Dataset items:
::::

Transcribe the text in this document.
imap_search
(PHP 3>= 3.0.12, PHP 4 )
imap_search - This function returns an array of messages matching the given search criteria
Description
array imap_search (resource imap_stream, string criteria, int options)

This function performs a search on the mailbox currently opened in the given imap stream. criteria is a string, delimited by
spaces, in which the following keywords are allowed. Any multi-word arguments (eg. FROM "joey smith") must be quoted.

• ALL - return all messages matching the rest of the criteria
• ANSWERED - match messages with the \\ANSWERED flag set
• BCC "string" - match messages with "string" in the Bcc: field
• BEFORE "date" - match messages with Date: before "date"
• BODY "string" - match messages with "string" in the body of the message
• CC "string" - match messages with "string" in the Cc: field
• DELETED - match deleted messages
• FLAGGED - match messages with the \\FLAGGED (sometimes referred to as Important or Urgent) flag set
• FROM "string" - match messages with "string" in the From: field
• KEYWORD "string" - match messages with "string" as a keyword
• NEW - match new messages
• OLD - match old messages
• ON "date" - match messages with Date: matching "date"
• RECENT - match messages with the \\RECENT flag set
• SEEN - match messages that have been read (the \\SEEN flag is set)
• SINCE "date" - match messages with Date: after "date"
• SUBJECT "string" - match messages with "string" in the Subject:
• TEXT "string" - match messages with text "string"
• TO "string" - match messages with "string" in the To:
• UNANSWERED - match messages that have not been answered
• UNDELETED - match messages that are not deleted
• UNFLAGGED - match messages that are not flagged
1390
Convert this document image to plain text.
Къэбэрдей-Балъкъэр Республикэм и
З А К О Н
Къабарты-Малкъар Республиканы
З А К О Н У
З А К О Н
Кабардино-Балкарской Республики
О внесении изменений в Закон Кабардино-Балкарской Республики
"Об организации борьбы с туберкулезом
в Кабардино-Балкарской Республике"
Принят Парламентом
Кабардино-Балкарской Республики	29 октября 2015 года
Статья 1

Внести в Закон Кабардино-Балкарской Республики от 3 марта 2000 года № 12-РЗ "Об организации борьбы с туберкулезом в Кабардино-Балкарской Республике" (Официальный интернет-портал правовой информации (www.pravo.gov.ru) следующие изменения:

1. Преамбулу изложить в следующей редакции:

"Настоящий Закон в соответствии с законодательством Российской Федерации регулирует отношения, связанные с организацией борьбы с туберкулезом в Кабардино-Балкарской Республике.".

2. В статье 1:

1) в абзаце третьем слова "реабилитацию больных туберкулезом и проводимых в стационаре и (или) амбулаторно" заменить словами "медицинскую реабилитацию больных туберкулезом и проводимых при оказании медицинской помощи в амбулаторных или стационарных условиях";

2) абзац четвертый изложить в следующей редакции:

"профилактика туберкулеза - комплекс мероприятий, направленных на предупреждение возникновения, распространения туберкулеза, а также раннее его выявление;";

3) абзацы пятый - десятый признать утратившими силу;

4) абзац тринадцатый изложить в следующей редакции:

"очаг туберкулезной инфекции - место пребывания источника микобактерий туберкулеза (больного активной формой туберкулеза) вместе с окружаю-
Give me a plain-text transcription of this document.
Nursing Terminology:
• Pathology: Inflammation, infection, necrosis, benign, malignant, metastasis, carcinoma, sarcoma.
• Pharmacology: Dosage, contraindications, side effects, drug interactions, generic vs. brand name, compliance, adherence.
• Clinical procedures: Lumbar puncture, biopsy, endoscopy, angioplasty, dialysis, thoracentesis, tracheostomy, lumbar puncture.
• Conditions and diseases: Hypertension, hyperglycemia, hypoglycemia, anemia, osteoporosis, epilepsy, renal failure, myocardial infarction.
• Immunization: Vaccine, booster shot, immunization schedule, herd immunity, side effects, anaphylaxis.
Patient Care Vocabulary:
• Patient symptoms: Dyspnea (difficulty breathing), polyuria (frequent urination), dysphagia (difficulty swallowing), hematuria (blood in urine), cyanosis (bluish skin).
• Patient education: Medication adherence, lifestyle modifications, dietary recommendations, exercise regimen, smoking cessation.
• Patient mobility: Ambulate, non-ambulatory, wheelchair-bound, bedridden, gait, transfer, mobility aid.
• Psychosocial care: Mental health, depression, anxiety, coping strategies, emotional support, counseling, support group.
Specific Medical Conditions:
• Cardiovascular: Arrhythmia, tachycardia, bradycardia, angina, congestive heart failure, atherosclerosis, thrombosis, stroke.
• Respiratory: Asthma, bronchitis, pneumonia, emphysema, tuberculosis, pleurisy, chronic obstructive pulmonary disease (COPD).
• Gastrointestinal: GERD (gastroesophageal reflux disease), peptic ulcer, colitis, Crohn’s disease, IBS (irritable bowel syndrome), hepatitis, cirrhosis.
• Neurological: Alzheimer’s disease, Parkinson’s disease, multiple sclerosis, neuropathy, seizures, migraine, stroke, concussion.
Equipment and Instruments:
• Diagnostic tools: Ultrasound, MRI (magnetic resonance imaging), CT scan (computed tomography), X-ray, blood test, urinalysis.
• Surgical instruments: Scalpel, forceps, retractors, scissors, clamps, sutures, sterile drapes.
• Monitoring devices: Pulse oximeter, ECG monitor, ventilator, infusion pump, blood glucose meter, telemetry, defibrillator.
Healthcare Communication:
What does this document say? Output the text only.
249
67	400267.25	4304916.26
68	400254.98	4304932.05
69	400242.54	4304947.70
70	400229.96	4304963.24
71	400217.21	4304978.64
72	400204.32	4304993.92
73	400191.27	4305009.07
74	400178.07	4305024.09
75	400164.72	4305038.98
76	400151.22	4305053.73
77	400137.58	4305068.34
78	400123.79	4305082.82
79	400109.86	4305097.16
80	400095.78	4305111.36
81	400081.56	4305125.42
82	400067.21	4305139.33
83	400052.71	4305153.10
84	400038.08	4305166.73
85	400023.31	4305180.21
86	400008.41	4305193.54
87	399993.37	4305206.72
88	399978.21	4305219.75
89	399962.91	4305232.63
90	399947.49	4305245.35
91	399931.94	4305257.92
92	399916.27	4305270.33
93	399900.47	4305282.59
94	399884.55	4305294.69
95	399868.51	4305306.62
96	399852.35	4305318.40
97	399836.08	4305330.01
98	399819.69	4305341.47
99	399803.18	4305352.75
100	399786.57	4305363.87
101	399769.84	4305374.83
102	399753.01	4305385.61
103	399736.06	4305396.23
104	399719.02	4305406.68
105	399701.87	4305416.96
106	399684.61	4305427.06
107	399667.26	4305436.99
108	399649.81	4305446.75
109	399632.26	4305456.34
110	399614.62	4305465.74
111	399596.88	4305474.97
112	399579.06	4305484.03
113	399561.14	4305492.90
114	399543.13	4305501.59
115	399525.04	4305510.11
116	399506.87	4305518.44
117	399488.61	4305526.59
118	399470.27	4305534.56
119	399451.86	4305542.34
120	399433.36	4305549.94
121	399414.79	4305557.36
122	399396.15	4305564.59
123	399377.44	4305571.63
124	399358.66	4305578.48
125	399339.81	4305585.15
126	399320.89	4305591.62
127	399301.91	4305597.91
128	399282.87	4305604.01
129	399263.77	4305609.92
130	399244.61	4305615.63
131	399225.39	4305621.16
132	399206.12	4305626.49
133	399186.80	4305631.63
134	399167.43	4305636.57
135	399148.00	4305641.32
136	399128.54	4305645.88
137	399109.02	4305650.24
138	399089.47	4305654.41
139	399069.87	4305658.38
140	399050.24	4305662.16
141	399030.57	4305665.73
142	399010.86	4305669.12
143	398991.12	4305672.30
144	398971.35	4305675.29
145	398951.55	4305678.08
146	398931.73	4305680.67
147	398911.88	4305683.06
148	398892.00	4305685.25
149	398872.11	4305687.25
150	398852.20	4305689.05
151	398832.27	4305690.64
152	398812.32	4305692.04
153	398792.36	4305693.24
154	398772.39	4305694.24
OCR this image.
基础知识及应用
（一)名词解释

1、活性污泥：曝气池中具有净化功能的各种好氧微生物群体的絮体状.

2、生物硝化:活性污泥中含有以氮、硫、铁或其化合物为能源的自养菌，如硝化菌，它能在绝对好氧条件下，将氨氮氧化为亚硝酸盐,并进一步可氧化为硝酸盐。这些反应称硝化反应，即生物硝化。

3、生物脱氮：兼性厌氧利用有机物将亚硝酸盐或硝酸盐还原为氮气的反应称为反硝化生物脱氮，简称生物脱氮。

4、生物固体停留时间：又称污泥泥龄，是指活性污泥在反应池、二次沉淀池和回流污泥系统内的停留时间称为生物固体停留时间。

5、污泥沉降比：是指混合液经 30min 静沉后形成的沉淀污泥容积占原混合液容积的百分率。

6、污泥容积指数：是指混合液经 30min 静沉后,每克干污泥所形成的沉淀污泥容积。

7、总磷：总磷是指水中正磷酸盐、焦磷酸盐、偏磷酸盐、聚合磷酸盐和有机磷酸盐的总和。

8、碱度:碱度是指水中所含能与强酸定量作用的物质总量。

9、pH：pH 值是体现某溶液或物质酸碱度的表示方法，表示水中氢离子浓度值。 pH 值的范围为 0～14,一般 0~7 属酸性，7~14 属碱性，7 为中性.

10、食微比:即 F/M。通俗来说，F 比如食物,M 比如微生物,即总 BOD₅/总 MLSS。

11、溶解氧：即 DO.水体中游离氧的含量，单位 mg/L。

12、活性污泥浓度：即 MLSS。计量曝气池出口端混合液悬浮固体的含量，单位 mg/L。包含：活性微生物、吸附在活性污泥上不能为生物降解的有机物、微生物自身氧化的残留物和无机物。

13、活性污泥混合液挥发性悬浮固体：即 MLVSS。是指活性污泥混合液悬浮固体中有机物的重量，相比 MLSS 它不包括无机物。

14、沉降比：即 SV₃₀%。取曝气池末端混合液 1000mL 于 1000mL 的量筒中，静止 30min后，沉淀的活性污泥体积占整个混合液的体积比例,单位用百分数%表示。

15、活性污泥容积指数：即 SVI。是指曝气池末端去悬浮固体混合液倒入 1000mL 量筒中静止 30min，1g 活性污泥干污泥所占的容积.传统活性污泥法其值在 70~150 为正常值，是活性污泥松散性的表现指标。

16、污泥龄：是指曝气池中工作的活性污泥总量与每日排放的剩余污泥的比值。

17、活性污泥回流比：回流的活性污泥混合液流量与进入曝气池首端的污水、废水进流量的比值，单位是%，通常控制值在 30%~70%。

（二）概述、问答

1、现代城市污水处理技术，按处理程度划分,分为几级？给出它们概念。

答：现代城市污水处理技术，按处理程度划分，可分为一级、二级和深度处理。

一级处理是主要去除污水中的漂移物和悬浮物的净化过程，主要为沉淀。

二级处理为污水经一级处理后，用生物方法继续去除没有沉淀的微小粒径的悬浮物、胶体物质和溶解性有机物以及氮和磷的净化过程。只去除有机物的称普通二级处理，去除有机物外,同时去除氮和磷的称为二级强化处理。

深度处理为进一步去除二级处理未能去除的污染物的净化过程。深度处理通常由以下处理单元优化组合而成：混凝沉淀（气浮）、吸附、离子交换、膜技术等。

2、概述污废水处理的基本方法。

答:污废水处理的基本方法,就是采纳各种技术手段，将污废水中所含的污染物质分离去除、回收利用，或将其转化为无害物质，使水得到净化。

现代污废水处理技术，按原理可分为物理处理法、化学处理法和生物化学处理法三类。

::::

Task goal: Find the word "document" in the entries above and gather every line that holds it.

The output:
Transcribe the text in this document.
Convert this document image to plain text.
Give me a plain-text transcription of this document.
What does this document say? Output the text only.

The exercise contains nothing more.